Look at each line of the records and count those with "hari" in them. Please answer with the count alone.

=== Exercise inputs ===

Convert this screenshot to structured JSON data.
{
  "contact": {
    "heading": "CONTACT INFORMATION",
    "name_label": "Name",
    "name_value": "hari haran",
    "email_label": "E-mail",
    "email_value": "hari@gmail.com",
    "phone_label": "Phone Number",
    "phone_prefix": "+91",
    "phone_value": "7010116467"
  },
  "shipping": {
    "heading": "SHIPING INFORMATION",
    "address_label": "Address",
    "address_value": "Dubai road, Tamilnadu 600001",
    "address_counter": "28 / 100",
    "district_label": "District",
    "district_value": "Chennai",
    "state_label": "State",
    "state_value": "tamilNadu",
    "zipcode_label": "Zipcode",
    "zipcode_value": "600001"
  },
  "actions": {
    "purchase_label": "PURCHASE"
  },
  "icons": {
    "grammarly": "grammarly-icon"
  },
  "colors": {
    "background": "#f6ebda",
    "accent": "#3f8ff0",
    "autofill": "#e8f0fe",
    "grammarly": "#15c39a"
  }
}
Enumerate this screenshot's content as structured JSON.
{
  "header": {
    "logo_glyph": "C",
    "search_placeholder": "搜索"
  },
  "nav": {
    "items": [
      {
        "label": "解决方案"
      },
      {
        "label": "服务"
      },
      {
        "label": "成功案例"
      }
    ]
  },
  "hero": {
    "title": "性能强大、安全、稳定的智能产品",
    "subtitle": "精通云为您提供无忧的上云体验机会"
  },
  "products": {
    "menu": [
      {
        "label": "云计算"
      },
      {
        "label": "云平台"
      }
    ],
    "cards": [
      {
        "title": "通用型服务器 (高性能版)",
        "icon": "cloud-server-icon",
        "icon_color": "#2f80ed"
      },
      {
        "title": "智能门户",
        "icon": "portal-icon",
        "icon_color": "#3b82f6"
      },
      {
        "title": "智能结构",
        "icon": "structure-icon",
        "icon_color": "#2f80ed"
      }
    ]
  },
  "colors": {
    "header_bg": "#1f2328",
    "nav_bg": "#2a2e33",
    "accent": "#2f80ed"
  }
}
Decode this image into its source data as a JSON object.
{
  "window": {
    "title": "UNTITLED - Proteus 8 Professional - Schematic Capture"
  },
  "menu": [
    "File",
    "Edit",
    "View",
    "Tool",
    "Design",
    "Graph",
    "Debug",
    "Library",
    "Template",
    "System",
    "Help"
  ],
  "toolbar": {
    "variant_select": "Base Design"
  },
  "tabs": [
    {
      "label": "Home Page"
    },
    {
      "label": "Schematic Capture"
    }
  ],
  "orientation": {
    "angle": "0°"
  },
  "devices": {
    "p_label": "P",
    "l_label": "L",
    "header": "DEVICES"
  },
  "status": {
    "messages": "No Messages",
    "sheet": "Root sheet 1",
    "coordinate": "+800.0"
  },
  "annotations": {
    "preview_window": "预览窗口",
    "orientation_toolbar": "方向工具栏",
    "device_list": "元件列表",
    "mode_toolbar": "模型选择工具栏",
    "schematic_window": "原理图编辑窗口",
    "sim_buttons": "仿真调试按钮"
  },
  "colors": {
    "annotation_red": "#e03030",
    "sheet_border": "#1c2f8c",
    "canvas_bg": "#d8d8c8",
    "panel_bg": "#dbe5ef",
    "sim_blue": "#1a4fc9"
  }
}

===

Exercise response →
2